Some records
========

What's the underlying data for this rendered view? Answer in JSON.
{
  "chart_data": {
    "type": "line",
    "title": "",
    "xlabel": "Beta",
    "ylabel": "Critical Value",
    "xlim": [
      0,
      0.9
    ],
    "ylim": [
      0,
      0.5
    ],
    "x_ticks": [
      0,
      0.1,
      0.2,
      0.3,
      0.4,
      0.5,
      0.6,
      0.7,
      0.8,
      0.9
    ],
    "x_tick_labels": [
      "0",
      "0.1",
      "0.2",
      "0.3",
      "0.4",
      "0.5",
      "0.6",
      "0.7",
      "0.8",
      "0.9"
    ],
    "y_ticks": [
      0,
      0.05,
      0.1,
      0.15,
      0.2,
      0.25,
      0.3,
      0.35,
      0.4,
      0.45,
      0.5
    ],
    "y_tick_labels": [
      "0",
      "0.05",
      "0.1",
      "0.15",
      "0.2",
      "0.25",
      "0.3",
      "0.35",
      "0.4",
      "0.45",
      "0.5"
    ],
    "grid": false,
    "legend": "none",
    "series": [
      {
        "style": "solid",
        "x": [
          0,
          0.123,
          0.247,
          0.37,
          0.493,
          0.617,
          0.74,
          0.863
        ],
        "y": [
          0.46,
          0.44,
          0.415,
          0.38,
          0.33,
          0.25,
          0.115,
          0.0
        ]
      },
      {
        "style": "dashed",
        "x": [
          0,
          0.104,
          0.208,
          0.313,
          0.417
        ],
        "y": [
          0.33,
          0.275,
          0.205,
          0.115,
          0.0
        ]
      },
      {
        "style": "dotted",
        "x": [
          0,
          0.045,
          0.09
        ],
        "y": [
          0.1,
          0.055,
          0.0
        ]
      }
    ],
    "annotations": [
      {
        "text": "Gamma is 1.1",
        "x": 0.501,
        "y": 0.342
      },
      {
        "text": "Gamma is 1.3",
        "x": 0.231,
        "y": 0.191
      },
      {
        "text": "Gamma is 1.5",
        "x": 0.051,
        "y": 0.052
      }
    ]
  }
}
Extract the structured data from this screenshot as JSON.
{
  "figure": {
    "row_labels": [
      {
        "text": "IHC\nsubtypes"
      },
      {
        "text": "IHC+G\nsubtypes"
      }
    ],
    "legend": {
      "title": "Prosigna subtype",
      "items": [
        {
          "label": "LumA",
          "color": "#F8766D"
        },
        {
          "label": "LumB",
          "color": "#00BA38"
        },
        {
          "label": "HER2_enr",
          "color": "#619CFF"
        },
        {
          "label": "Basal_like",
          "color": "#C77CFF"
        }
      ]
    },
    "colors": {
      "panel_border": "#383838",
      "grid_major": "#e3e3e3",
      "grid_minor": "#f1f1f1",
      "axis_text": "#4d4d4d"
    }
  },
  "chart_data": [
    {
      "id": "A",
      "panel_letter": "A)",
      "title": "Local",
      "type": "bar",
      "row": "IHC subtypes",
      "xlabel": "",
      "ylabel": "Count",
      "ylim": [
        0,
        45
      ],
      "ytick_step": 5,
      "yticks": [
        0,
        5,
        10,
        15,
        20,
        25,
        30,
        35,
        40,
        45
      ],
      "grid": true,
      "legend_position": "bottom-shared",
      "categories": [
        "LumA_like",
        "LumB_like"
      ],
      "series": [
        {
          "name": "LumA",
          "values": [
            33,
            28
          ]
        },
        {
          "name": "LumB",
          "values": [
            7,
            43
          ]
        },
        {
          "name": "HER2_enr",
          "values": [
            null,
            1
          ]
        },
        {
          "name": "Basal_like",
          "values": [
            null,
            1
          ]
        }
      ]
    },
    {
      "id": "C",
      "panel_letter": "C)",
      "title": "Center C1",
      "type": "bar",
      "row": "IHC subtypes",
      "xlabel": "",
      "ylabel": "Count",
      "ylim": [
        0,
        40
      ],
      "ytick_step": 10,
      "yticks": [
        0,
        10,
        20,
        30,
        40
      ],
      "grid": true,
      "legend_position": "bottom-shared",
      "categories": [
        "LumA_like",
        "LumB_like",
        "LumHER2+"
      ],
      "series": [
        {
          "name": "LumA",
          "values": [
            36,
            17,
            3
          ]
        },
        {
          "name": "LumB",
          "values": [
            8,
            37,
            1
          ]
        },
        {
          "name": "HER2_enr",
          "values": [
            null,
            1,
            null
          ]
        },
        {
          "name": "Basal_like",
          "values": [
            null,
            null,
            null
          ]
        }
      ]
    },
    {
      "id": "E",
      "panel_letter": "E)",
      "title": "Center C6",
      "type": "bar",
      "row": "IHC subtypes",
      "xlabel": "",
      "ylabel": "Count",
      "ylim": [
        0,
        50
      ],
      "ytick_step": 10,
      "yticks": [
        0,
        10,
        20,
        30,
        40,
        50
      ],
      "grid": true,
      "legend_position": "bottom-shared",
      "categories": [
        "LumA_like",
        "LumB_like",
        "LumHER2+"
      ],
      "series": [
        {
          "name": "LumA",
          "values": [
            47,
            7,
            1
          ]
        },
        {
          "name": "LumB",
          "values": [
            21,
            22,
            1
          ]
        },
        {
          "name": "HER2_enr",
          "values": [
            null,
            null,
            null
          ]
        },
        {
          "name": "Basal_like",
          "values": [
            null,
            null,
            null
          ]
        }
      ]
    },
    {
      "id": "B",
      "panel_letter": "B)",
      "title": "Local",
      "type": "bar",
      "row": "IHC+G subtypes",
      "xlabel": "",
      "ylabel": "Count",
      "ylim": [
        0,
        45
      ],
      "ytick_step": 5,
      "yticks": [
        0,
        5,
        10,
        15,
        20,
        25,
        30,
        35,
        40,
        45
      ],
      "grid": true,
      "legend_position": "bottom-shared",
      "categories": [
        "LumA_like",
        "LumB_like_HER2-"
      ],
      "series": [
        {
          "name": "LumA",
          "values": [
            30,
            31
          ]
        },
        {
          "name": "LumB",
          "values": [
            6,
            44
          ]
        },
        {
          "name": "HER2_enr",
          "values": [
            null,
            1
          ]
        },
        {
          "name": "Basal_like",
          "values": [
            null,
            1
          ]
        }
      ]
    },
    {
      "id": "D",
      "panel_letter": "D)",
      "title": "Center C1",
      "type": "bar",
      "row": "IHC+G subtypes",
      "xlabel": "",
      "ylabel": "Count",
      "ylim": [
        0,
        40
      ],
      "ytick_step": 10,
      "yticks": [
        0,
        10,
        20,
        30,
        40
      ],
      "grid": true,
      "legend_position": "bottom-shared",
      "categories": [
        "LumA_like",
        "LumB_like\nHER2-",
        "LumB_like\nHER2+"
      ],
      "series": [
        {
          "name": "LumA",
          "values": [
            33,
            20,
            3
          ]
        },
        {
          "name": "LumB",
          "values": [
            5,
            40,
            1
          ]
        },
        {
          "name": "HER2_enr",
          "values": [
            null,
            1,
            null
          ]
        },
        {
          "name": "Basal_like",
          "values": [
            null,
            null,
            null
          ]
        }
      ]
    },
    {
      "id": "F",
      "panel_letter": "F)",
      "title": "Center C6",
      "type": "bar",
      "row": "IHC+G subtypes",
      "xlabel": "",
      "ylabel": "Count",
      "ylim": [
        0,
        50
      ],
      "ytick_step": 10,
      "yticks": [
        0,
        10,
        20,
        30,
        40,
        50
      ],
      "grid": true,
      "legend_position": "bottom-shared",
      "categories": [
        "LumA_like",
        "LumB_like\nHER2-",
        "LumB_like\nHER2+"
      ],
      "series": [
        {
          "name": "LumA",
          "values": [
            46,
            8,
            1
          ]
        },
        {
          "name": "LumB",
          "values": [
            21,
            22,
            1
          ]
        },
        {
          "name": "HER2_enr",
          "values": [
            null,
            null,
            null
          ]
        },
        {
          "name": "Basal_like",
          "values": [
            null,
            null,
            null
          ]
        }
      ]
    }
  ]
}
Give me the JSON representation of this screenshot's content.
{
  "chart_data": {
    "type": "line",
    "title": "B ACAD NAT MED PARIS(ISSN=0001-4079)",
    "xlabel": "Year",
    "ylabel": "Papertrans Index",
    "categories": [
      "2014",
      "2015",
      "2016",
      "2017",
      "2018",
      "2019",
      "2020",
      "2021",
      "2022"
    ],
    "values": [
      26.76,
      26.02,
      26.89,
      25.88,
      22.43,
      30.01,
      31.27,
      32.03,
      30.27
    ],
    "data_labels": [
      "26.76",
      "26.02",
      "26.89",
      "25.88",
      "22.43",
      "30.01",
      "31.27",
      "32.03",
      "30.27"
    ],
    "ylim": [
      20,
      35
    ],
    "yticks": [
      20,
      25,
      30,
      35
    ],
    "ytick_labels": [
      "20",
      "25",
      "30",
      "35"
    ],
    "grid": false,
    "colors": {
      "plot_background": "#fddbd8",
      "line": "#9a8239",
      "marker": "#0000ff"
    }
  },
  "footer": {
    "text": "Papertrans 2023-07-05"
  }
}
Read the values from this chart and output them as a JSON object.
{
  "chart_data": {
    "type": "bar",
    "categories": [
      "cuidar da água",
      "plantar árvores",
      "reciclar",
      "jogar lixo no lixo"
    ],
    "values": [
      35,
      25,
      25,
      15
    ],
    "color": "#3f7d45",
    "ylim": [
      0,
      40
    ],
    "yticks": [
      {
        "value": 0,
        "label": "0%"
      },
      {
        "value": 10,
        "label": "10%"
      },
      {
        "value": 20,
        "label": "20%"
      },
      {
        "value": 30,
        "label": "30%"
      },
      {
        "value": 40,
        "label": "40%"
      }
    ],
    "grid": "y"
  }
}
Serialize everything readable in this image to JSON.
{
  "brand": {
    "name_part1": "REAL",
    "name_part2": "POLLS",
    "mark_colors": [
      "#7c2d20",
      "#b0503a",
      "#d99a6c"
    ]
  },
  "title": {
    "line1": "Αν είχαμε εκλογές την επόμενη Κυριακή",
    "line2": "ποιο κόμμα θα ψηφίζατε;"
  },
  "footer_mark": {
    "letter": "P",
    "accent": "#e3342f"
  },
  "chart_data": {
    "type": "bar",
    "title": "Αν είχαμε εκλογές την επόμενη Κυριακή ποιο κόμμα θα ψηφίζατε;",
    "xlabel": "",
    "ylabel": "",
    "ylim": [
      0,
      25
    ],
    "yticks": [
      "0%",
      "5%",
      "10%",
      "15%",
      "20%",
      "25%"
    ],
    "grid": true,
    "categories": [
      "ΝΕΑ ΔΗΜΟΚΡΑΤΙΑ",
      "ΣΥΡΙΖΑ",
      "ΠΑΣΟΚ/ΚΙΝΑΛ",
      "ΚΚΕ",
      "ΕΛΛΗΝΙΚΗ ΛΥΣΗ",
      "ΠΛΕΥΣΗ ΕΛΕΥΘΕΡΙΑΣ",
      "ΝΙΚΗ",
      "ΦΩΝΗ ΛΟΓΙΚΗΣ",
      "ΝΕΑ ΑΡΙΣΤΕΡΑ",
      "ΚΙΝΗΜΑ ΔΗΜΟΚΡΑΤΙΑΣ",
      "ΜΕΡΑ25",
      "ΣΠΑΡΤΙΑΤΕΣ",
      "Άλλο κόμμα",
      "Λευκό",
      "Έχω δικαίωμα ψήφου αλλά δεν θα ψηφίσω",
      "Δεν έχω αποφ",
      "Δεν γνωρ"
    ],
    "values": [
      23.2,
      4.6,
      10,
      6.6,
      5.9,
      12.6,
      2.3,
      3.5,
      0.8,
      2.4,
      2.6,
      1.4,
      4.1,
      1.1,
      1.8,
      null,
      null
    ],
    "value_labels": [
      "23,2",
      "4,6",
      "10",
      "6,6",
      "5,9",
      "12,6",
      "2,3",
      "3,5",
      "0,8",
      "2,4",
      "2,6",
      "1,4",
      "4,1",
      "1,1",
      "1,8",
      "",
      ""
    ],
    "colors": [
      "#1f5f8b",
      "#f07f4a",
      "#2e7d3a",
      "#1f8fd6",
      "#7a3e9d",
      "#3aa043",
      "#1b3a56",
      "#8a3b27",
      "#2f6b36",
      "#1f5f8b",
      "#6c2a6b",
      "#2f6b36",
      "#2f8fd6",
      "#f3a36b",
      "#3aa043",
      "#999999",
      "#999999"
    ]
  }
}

========

--- EXERCISE TASK ---
Search the listing above for the string "ποιο". Copy every line that contains it.

--- RESPONSE TO THE TASK ---
    "line2": "ποιο κόμμα θα ψηφίζατε;"
    "title": "Αν είχαμε εκλογές την επόμενη Κυριακή ποιο κόμμα θα ψηφίζατε;",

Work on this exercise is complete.